Rewrite the data below, putting "price-row" in place of each "table-row" and leaving everything else unchanged.

########################################

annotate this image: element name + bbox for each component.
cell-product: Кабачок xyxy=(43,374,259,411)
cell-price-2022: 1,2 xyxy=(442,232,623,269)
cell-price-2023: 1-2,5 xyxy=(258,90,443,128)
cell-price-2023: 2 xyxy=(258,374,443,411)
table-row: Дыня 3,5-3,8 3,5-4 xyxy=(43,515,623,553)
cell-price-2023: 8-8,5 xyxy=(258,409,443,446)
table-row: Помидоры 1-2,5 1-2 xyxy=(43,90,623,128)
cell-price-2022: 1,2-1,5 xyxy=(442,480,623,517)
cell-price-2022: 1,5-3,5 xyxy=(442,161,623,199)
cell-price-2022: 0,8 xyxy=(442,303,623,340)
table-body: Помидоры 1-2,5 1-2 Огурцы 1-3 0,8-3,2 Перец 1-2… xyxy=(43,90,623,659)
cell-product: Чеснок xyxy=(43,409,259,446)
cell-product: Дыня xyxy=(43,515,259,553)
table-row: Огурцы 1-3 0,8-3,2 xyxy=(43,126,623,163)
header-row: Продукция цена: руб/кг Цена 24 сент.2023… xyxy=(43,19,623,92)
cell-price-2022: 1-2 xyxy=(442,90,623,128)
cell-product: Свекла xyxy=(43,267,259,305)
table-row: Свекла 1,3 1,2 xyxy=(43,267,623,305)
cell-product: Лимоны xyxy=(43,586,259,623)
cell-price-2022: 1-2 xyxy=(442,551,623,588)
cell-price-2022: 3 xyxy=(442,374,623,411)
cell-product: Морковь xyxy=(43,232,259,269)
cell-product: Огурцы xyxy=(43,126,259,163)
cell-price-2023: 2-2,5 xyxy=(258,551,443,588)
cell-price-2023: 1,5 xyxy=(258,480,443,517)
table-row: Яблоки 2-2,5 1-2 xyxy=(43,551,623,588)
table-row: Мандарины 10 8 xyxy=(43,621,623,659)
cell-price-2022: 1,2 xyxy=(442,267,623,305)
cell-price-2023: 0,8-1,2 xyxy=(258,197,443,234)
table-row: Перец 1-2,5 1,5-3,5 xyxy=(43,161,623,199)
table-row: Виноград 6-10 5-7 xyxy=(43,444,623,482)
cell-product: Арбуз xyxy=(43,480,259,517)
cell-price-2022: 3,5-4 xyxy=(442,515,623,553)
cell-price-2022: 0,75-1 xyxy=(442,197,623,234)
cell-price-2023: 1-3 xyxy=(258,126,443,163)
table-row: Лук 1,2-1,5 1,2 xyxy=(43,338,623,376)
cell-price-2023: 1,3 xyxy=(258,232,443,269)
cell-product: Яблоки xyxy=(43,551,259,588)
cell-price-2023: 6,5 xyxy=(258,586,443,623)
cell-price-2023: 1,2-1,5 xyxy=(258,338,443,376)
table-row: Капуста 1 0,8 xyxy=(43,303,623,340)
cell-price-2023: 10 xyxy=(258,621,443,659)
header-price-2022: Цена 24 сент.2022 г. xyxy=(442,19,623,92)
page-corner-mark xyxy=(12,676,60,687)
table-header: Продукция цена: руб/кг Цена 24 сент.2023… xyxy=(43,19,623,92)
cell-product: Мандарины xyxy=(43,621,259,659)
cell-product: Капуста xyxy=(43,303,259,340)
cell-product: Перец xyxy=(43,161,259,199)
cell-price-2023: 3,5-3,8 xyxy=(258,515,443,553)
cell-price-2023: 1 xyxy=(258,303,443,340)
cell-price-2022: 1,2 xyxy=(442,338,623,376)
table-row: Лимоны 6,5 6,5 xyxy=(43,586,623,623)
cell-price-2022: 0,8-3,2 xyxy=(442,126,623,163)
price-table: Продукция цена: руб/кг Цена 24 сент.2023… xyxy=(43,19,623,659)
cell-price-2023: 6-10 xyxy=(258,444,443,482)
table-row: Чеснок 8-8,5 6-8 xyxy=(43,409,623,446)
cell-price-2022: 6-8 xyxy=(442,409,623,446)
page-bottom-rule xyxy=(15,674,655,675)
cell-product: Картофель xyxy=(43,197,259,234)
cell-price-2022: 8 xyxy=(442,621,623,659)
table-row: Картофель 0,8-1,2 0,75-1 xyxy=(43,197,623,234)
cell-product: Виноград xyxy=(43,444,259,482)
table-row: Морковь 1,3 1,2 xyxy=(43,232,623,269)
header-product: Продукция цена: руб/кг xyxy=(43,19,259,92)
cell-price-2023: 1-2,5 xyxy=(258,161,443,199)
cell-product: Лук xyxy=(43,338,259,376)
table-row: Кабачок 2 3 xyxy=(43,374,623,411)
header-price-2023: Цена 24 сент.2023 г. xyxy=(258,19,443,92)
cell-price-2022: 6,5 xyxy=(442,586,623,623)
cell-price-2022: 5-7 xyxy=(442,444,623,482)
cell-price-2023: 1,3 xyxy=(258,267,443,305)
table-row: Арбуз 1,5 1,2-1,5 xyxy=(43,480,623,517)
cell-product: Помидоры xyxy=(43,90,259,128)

########################################

The solution.
annotate this image: element name + bbox for each component.
cell-product: Кабачок xyxy=(43,374,259,411)
cell-price-2022: 1,2 xyxy=(442,232,623,269)
cell-price-2023: 1-2,5 xyxy=(258,90,443,128)
cell-price-2023: 2 xyxy=(258,374,443,411)
price-row: Дыня 3,5-3,8 3,5-4 xyxy=(43,515,623,553)
cell-price-2023: 8-8,5 xyxy=(258,409,443,446)
price-row: Помидоры 1-2,5 1-2 xyxy=(43,90,623,128)
cell-price-2022: 1,2-1,5 xyxy=(442,480,623,517)
cell-price-2022: 1,5-3,5 xyxy=(442,161,623,199)
cell-price-2022: 0,8 xyxy=(442,303,623,340)
table-body: Помидоры 1-2,5 1-2 Огурцы 1-3 0,8-3,2 Перец 1-2… xyxy=(43,90,623,659)
cell-product: Чеснок xyxy=(43,409,259,446)
cell-product: Дыня xyxy=(43,515,259,553)
price-row: Огурцы 1-3 0,8-3,2 xyxy=(43,126,623,163)
header-row: Продукция цена: руб/кг Цена 24 сент.2023… xyxy=(43,19,623,92)
cell-price-2022: 1-2 xyxy=(442,90,623,128)
cell-product: Свекла xyxy=(43,267,259,305)
price-row: Свекла 1,3 1,2 xyxy=(43,267,623,305)
cell-product: Лимоны xyxy=(43,586,259,623)
cell-price-2022: 1-2 xyxy=(442,551,623,588)
cell-price-2022: 3 xyxy=(442,374,623,411)
cell-product: Морковь xyxy=(43,232,259,269)
cell-product: Огурцы xyxy=(43,126,259,163)
cell-price-2023: 2-2,5 xyxy=(258,551,443,588)
cell-price-2023: 1,5 xyxy=(258,480,443,517)
price-row: Яблоки 2-2,5 1-2 xyxy=(43,551,623,588)
price-row: Мандарины 10 8 xyxy=(43,621,623,659)
cell-price-2022: 1,2 xyxy=(442,267,623,305)
cell-price-2023: 0,8-1,2 xyxy=(258,197,443,234)
price-row: Перец 1-2,5 1,5-3,5 xyxy=(43,161,623,199)
price-row: Виноград 6-10 5-7 xyxy=(43,444,623,482)
cell-product: Арбуз xyxy=(43,480,259,517)
cell-price-2022: 3,5-4 xyxy=(442,515,623,553)
cell-price-2022: 0,75-1 xyxy=(442,197,623,234)
cell-price-2023: 1-3 xyxy=(258,126,443,163)
price-row: Лук 1,2-1,5 1,2 xyxy=(43,338,623,376)
cell-price-2023: 1,3 xyxy=(258,232,443,269)
cell-product: Яблоки xyxy=(43,551,259,588)
cell-price-2023: 6,5 xyxy=(258,586,443,623)
cell-price-2023: 1,2-1,5 xyxy=(258,338,443,376)
price-row: Капуста 1 0,8 xyxy=(43,303,623,340)
cell-price-2023: 10 xyxy=(258,621,443,659)
header-price-2022: Цена 24 сент.2022 г. xyxy=(442,19,623,92)
page-corner-mark xyxy=(12,676,60,687)
table-header: Продукция цена: руб/кг Цена 24 сент.2023… xyxy=(43,19,623,92)
cell-product: Мандарины xyxy=(43,621,259,659)
cell-product: Капуста xyxy=(43,303,259,340)
cell-product: Перец xyxy=(43,161,259,199)
cell-price-2023: 3,5-3,8 xyxy=(258,515,443,553)
cell-price-2023: 1 xyxy=(258,303,443,340)
cell-price-2022: 1,2 xyxy=(442,338,623,376)
price-row: Лимоны 6,5 6,5 xyxy=(43,586,623,623)
cell-price-2022: 0,8-3,2 xyxy=(442,126,623,163)
price-table: Продукция цена: руб/кг Цена 24 сент.2023… xyxy=(43,19,623,659)
cell-price-2023: 6-10 xyxy=(258,444,443,482)
price-row: Чеснок 8-8,5 6-8 xyxy=(43,409,623,446)
cell-price-2022: 6-8 xyxy=(442,409,623,446)
page-bottom-rule xyxy=(15,674,655,675)
cell-product: Картофель xyxy=(43,197,259,234)
cell-price-2022: 8 xyxy=(442,621,623,659)
price-row: Картофель 0,8-1,2 0,75-1 xyxy=(43,197,623,234)
cell-product: Виноград xyxy=(43,444,259,482)
price-row: Морковь 1,3 1,2 xyxy=(43,232,623,269)
header-product: Продукция цена: руб/кг xyxy=(43,19,259,92)
cell-price-2023: 1-2,5 xyxy=(258,161,443,199)
cell-product: Лук xyxy=(43,338,259,376)
price-row: Кабачок 2 3 xyxy=(43,374,623,411)
header-price-2023: Цена 24 сент.2023 г. xyxy=(258,19,443,92)
cell-price-2022: 6,5 xyxy=(442,586,623,623)
cell-price-2022: 5-7 xyxy=(442,444,623,482)
cell-price-2023: 1,3 xyxy=(258,267,443,305)
price-row: Арбуз 1,5 1,2-1,5 xyxy=(43,480,623,517)
cell-product: Помидоры xyxy=(43,90,259,128)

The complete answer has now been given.